**WORK TO BE COMPLETED:** Could you copy out the material below word for word, from the line containing "I need the location" through the line containing "page-title: Aprobación Presidencial", both included, and omit any pictures?

**DATA TO PROCESS:**
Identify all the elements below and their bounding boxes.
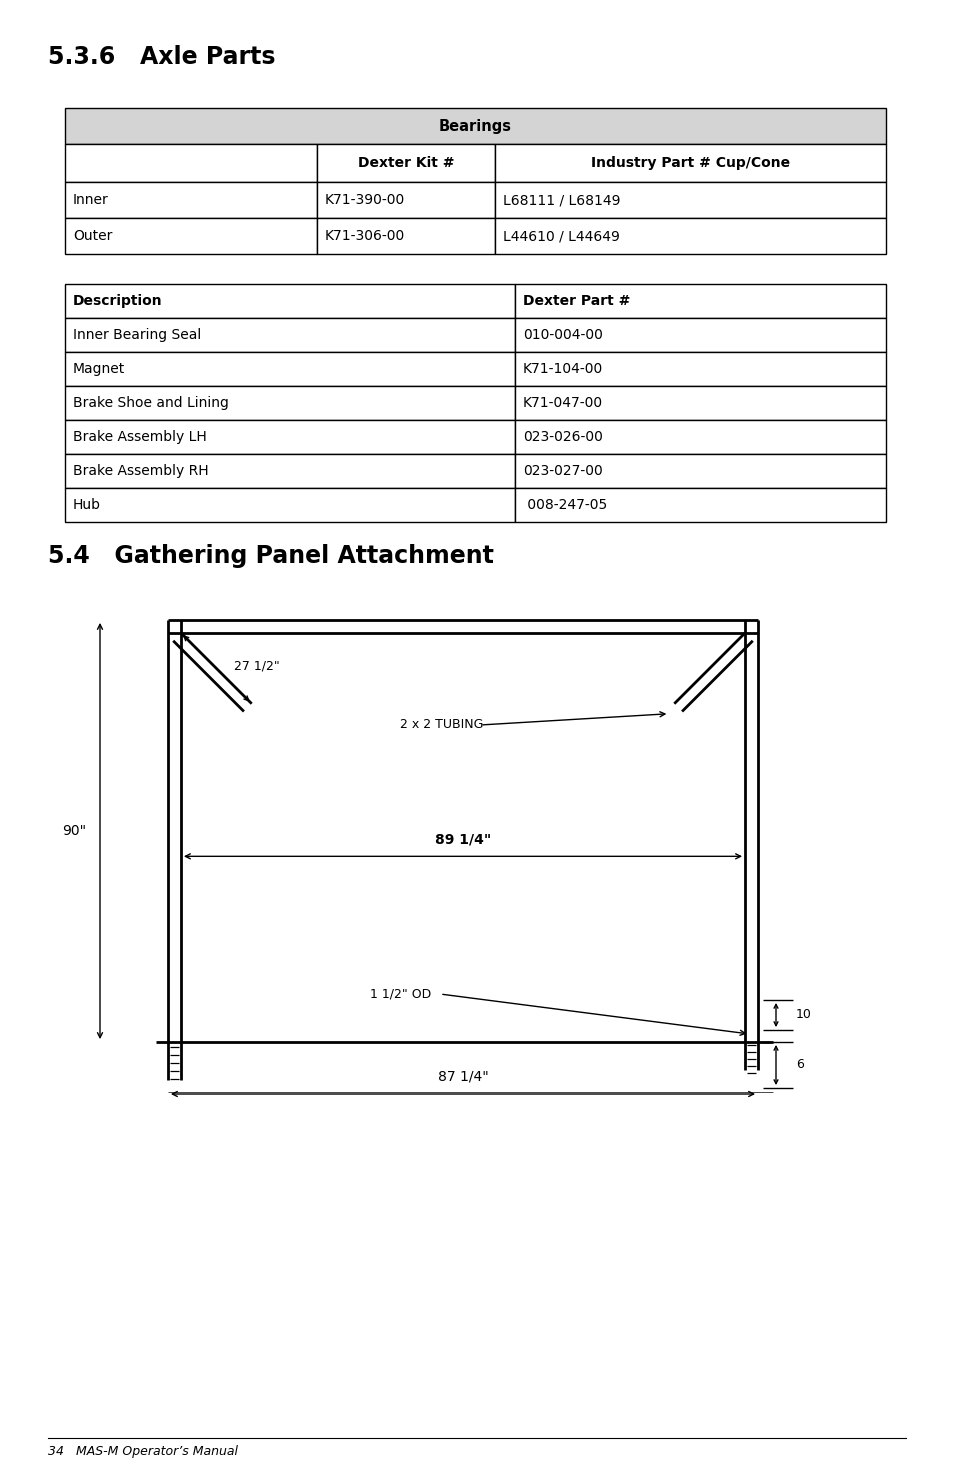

==

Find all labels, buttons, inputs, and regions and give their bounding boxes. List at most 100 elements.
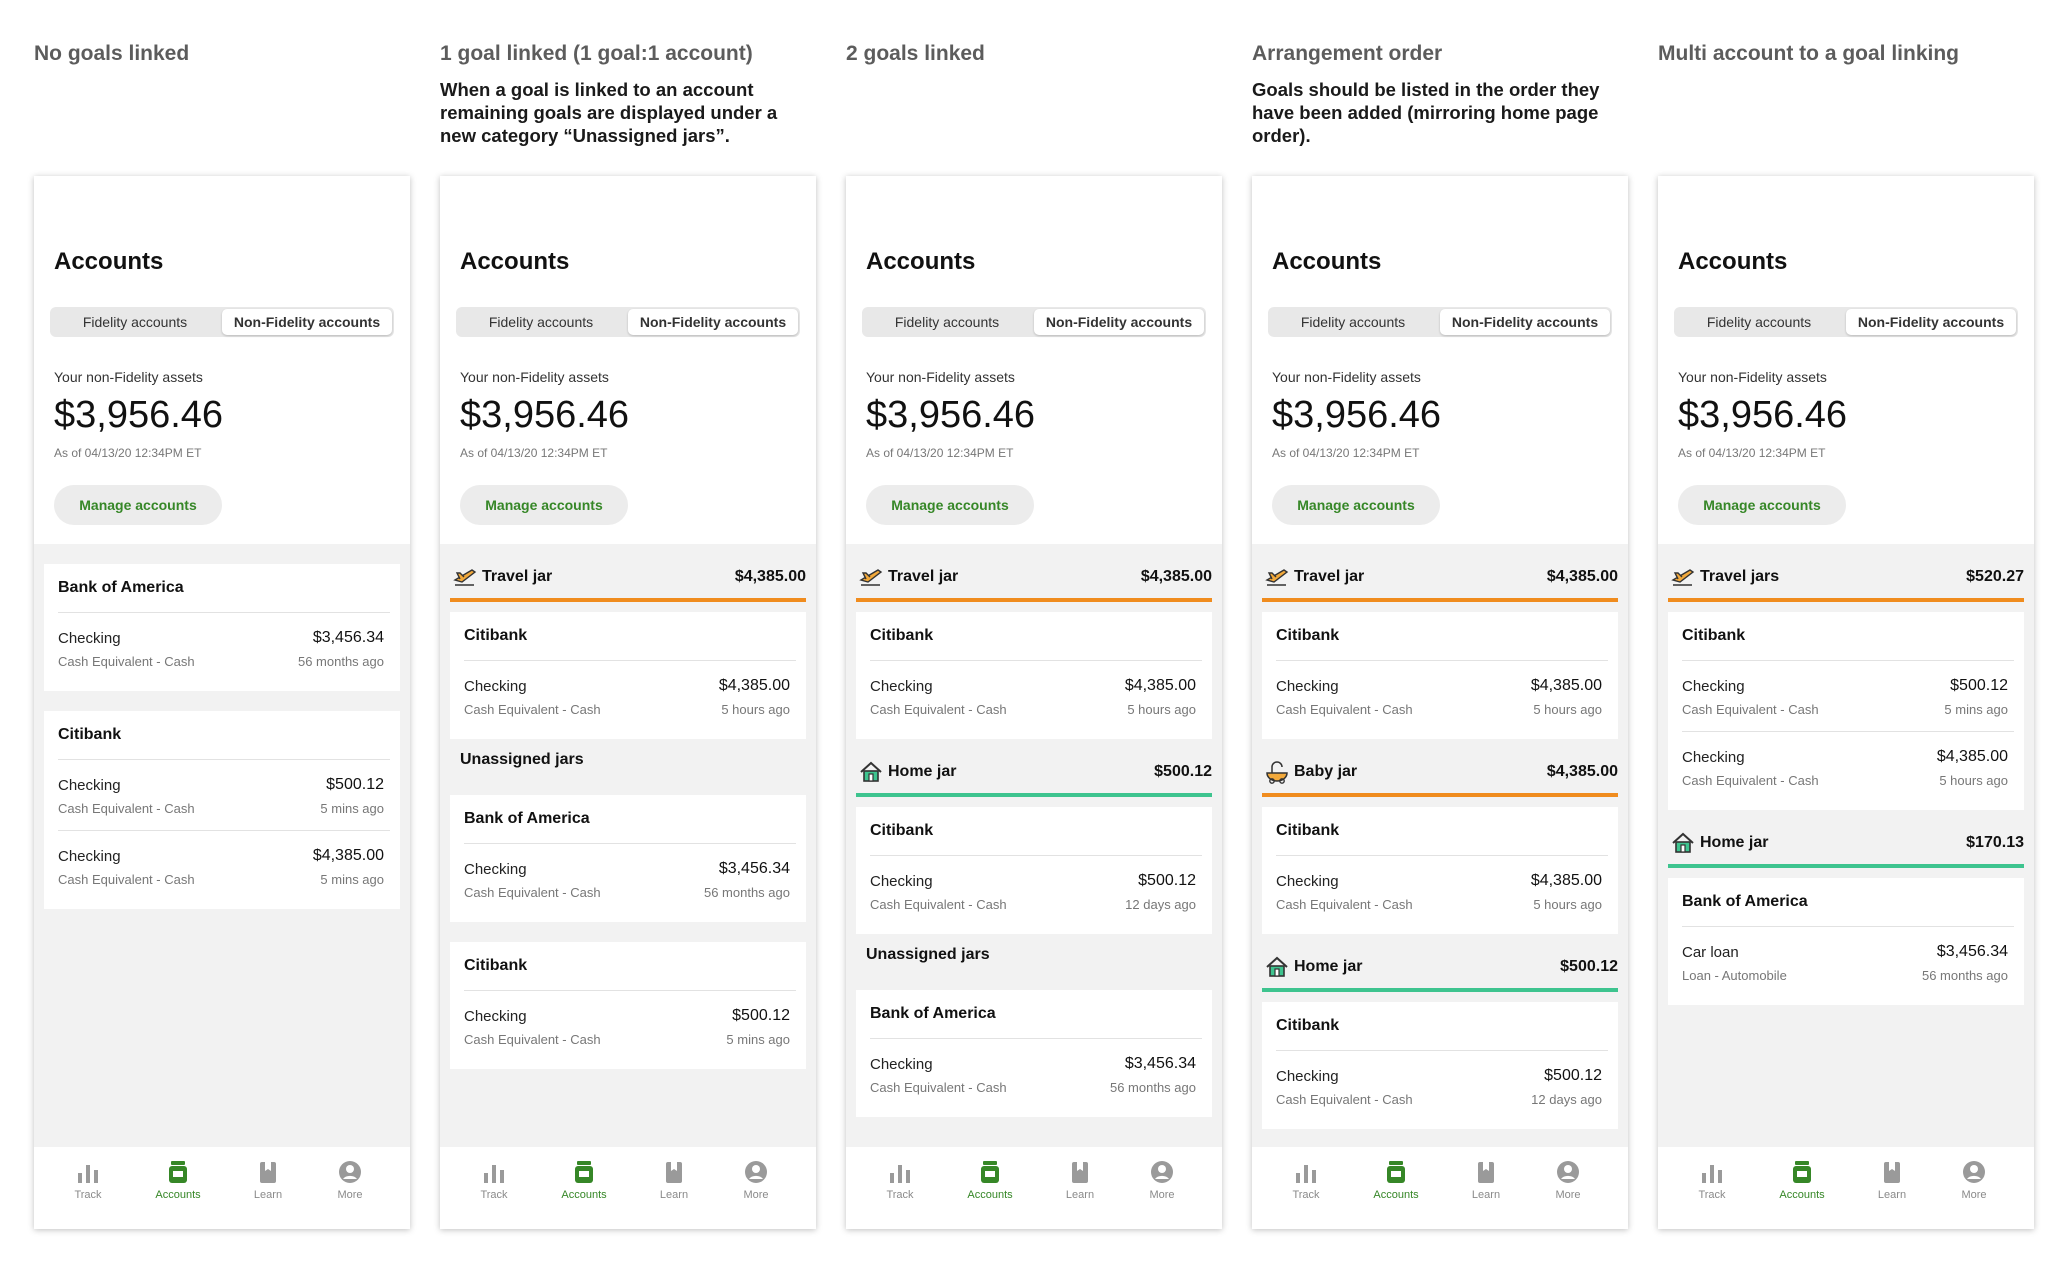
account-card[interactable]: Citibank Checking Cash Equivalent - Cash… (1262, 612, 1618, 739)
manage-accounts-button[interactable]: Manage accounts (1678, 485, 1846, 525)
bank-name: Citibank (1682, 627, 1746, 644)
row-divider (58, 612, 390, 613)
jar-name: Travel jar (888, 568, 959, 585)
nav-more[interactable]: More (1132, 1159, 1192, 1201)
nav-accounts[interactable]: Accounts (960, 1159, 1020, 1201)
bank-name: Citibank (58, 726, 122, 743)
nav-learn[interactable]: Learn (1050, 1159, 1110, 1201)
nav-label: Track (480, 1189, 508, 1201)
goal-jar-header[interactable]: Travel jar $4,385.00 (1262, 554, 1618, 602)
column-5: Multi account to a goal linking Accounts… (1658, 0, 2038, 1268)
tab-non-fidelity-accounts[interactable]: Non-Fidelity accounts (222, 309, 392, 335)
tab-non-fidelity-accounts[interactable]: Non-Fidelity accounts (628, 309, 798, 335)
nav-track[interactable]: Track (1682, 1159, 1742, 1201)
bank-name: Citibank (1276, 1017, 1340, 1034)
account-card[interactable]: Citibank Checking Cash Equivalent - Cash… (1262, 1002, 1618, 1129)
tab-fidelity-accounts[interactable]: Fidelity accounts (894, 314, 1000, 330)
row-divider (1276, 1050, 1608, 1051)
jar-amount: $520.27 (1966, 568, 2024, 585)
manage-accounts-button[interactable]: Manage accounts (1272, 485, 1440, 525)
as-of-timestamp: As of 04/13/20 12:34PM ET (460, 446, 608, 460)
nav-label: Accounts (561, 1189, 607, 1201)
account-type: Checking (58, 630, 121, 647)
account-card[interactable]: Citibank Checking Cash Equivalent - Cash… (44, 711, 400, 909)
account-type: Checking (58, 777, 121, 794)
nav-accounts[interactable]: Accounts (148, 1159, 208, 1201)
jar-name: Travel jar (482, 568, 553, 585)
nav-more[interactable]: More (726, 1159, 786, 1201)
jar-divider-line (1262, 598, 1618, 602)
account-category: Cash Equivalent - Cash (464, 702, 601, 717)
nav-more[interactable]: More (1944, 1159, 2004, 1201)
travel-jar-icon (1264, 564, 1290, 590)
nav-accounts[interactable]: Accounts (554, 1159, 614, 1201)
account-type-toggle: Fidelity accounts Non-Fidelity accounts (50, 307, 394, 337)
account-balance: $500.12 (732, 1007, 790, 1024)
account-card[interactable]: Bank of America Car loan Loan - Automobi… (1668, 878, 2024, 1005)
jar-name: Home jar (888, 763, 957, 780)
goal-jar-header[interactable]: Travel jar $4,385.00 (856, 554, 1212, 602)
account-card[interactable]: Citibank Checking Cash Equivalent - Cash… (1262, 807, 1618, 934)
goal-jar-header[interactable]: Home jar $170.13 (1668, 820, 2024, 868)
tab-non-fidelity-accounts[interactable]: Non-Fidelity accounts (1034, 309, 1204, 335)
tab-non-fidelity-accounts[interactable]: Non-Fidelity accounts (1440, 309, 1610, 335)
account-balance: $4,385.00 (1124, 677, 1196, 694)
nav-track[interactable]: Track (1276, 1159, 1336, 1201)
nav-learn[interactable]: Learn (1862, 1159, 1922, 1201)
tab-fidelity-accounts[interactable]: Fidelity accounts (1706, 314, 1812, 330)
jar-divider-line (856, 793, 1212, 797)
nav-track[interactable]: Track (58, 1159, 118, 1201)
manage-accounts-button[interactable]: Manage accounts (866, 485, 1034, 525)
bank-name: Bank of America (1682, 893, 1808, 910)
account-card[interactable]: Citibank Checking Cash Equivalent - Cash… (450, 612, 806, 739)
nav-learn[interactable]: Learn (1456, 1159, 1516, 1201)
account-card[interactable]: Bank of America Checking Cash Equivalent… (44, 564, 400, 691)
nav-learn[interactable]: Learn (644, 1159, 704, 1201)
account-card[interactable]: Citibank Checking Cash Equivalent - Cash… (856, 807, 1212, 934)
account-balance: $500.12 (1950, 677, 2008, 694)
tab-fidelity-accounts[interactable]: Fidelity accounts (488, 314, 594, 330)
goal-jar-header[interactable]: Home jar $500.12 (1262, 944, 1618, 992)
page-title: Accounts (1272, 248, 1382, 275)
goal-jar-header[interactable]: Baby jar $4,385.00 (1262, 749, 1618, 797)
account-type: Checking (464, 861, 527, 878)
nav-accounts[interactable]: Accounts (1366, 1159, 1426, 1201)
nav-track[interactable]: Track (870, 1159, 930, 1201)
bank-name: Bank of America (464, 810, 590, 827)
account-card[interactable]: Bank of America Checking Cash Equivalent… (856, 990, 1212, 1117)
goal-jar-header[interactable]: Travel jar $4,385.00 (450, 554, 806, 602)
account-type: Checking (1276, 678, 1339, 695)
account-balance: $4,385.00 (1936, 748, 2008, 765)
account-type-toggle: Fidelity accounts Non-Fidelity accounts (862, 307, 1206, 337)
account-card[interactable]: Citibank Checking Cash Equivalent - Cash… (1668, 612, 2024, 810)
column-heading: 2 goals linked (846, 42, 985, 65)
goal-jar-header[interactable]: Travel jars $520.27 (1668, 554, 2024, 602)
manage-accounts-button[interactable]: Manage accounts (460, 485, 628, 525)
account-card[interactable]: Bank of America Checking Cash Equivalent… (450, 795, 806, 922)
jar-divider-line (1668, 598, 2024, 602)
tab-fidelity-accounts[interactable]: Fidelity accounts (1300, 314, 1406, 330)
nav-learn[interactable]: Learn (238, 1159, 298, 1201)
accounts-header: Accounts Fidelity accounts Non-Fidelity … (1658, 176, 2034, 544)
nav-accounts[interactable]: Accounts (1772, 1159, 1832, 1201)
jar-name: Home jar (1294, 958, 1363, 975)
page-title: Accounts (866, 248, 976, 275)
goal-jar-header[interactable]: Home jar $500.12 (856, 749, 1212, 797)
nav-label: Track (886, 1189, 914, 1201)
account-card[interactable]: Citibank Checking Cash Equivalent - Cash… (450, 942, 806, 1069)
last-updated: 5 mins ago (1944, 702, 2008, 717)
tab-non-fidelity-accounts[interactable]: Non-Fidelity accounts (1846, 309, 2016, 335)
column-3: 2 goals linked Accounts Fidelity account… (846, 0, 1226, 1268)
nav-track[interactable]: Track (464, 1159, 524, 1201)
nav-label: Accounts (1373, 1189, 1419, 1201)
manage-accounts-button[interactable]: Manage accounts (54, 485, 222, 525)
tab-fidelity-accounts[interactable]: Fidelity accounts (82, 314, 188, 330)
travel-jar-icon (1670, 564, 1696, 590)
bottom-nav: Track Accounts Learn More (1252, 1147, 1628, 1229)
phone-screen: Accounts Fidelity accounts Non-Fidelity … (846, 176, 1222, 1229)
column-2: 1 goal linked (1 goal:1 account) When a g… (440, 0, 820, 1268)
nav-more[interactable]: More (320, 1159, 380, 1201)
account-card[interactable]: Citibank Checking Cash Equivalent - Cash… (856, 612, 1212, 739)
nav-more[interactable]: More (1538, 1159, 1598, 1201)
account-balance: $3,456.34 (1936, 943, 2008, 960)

---

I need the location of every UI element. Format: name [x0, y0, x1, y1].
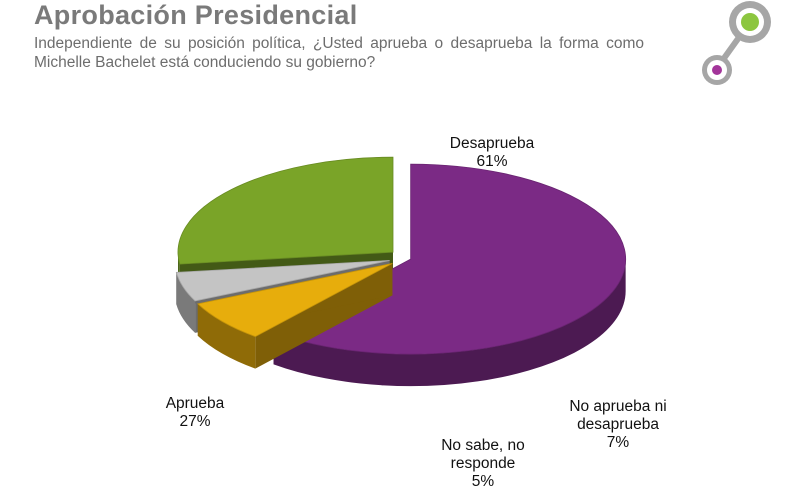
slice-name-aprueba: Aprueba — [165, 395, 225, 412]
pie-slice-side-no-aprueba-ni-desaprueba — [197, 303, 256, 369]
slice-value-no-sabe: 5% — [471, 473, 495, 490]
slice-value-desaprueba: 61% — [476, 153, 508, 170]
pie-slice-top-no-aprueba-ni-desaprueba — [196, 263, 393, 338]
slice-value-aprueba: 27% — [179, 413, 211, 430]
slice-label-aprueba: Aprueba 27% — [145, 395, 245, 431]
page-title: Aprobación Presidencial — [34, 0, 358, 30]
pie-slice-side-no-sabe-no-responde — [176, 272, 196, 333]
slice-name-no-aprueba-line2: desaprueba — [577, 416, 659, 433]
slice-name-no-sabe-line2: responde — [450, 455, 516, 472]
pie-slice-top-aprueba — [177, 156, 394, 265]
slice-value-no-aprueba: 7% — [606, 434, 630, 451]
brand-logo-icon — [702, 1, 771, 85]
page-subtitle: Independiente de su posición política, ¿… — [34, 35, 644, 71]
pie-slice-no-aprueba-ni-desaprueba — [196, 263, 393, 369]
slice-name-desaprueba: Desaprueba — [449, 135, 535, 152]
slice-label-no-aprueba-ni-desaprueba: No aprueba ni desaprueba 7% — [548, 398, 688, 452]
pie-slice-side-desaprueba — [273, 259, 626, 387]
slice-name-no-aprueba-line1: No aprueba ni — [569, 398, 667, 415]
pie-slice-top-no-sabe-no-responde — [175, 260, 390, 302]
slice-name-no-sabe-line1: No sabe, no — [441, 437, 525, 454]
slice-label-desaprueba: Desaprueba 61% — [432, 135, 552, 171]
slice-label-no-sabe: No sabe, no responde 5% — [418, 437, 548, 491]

**SOLUTION TO THE PROBLEM:**
I need the location of every UI element. Format: name [x0, y0, x1, y1].
slice-name-aprueba: Aprueba — [165, 395, 225, 412]
pie-slice-side-no-aprueba-ni-desaprueba — [197, 303, 256, 369]
slice-value-no-sabe: 5% — [471, 473, 495, 490]
slice-value-desaprueba: 61% — [476, 153, 508, 170]
pie-slice-top-no-aprueba-ni-desaprueba — [196, 263, 393, 338]
slice-value-aprueba: 27% — [179, 413, 211, 430]
slice-label-aprueba: Aprueba 27% — [145, 395, 245, 431]
page-title: Aprobación Presidencial — [34, 0, 358, 30]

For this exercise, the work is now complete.